--- Begin Data rows ---

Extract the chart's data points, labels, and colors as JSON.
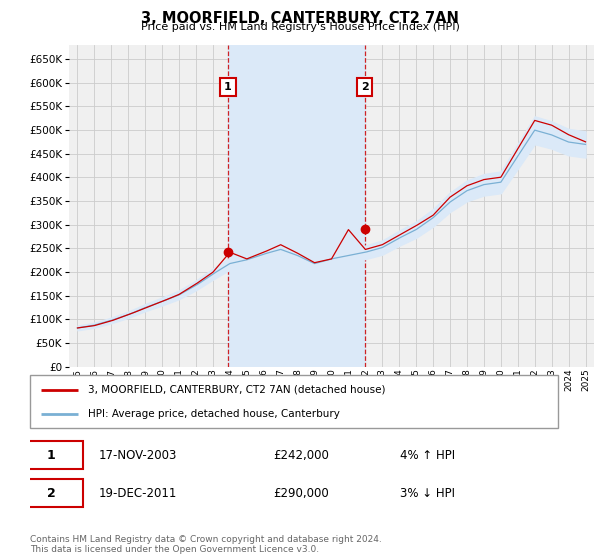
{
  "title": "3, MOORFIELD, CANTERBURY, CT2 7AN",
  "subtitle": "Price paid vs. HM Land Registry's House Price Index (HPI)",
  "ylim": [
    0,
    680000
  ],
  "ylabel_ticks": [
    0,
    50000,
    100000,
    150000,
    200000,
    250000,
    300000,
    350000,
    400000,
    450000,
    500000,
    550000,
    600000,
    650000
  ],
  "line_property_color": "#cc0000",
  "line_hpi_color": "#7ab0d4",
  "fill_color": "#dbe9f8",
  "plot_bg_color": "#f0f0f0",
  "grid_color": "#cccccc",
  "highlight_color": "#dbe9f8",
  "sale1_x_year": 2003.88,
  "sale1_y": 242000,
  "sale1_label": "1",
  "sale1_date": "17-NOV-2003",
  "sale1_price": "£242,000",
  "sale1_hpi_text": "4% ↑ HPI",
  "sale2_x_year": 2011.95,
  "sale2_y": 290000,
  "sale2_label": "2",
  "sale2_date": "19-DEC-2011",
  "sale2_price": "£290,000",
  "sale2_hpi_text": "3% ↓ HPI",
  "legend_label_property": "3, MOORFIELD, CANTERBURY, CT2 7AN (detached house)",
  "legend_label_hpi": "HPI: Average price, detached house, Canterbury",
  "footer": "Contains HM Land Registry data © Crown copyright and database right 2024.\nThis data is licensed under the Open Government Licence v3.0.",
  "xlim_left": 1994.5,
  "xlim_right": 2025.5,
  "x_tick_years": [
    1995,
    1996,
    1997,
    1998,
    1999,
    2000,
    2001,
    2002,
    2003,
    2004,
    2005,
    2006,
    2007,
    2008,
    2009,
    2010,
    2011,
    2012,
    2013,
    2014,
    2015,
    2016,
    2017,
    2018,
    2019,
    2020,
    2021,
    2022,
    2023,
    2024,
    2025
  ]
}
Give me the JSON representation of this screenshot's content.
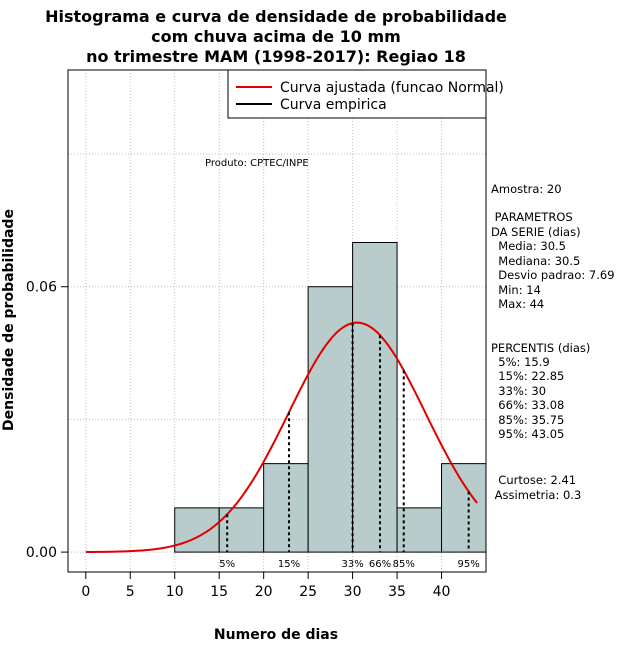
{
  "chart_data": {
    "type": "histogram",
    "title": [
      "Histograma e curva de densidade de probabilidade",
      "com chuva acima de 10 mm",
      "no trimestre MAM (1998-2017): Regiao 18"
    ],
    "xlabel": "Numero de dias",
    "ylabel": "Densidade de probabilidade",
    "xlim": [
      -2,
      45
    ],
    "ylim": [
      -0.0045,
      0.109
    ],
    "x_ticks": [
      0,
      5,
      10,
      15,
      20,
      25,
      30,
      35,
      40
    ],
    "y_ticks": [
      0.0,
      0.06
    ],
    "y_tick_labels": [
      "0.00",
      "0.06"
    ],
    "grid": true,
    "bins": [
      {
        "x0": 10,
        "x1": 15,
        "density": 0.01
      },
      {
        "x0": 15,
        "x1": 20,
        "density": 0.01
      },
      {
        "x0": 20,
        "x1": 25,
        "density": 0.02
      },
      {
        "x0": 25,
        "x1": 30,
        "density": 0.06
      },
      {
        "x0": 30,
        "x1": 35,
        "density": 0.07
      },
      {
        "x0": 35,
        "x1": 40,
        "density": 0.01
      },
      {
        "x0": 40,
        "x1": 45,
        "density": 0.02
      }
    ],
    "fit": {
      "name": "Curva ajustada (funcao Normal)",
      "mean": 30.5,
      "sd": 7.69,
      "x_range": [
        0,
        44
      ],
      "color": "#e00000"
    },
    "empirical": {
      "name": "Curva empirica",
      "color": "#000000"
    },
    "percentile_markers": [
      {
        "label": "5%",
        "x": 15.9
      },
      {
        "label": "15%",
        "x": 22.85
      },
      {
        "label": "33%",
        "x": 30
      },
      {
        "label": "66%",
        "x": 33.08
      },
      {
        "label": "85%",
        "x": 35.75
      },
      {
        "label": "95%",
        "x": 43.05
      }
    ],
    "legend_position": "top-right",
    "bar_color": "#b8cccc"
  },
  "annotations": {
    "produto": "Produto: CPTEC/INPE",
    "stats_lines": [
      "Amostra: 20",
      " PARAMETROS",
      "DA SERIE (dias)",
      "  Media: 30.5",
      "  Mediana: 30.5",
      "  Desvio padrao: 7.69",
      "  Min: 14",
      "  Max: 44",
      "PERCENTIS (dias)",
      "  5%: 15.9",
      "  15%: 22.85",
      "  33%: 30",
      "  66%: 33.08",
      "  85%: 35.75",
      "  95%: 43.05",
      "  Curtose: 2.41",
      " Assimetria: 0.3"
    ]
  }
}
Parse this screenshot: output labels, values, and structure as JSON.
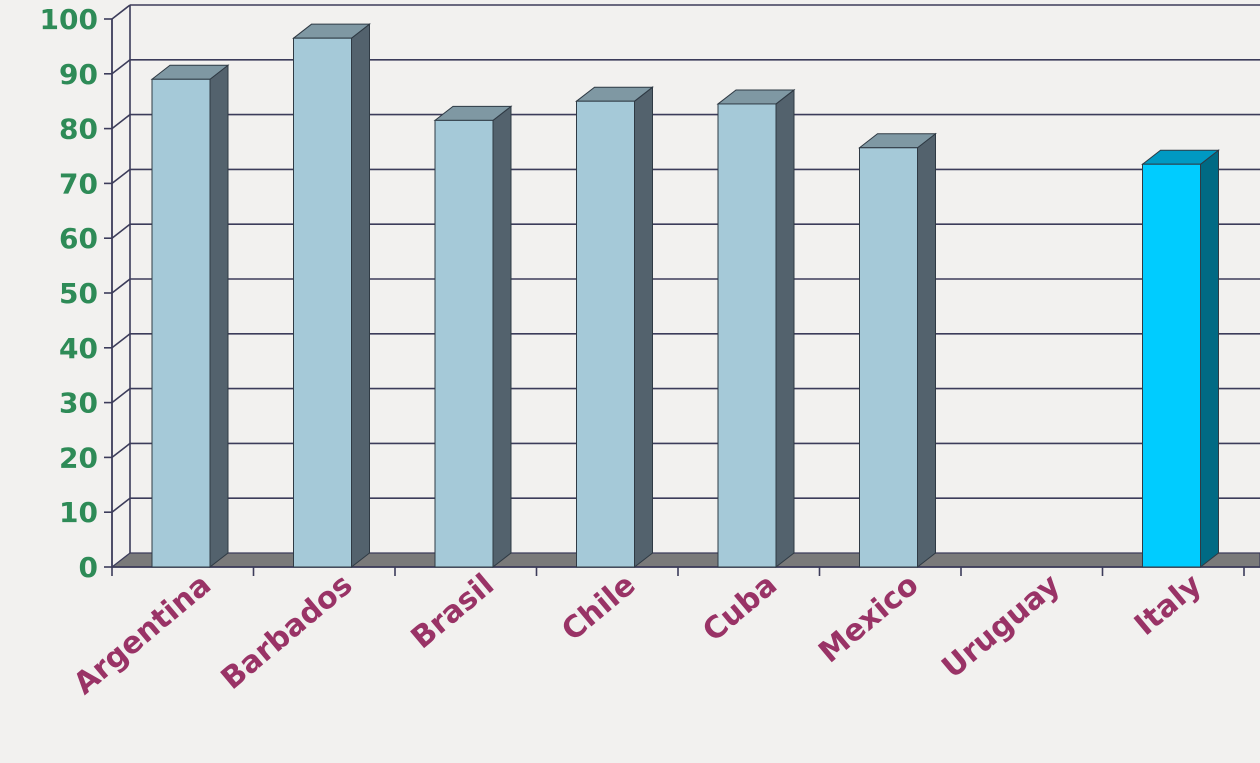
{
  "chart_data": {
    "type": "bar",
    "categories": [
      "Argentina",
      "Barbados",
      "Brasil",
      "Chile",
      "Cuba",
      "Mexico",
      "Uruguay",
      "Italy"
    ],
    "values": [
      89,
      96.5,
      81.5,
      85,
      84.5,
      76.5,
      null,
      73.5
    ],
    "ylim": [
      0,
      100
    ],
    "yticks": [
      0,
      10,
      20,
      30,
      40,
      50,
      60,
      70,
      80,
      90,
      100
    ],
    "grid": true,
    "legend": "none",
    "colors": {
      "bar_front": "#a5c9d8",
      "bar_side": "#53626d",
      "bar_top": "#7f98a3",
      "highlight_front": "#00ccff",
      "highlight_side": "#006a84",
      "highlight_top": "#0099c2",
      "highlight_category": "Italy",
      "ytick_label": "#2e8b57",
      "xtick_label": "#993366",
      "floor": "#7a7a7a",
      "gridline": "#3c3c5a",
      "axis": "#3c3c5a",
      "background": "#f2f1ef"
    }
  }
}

--- End Data rows ---
--- Begin Data rows ---

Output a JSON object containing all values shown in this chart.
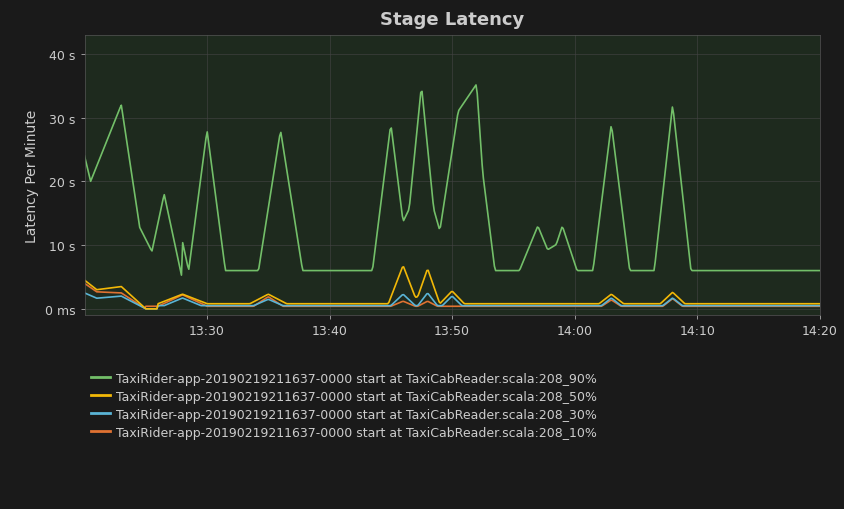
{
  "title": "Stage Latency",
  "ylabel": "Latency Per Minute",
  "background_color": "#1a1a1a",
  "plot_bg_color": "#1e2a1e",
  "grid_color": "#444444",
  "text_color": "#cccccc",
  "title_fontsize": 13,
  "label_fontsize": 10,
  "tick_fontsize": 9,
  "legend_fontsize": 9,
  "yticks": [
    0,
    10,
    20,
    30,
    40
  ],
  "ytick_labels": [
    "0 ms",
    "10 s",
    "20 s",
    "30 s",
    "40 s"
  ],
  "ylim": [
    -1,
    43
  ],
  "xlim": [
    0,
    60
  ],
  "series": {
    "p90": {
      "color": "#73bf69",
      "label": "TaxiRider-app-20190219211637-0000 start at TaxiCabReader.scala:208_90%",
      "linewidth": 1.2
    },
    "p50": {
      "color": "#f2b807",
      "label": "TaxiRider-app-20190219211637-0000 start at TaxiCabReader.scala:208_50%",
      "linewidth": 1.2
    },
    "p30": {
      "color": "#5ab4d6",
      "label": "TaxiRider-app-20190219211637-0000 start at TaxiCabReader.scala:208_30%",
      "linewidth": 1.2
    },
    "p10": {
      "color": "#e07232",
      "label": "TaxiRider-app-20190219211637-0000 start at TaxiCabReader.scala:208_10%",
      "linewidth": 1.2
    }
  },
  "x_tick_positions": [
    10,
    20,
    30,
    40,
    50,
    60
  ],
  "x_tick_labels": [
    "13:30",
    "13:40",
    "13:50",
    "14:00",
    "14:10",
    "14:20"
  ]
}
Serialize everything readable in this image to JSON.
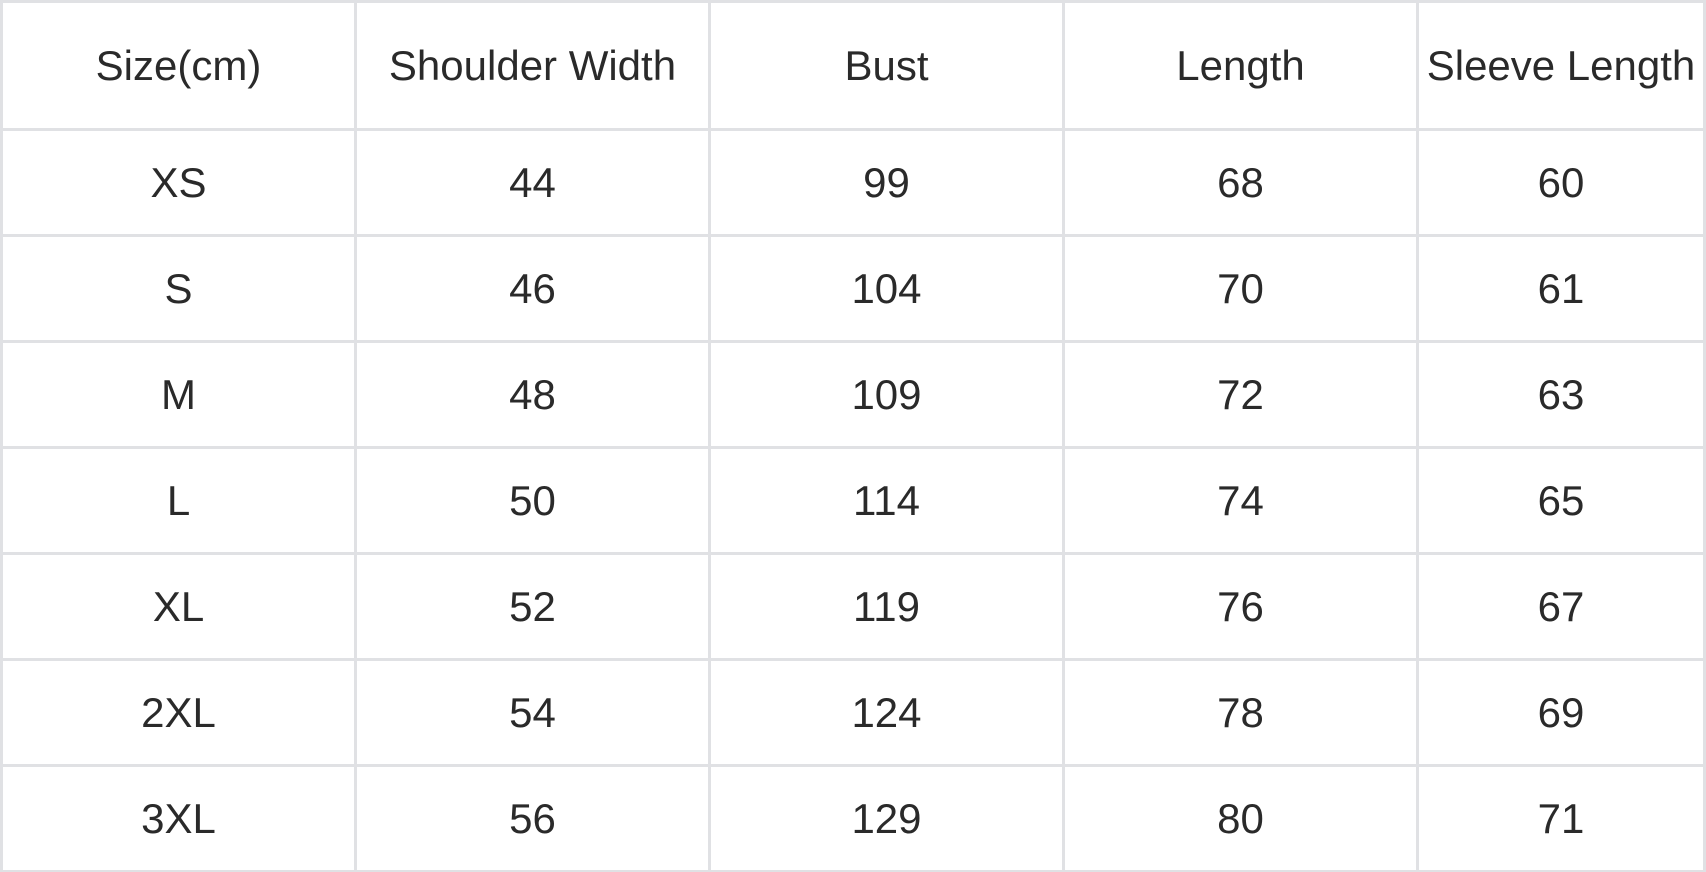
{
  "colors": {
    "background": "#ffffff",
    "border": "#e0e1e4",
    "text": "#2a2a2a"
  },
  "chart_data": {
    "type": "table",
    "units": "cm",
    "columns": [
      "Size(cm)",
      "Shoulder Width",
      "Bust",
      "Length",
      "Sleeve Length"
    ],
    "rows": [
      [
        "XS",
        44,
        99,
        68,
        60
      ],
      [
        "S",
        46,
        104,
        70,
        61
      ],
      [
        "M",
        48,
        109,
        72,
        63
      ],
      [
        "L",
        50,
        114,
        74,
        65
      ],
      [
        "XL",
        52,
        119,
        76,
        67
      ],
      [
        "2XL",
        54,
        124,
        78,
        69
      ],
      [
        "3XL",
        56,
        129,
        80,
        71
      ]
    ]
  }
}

--- End Data rows ---

§ **What this task involves**:
Gather each line in the entries above where the string "TaxiRider" is found.

§ **Answer to this problem**:
      "label": "TaxiRider-app-20190219211637-0000 start at TaxiCabReader.scala:208_90%",
      "label": "TaxiRider-app-20190219211637-0000 start at TaxiCabReader.scala:208_50%",
      "label": "TaxiRider-app-20190219211637-0000 start at TaxiCabReader.scala:208_30%",
      "label": "TaxiRider-app-20190219211637-0000 start at TaxiCabReader.scala:208_10%",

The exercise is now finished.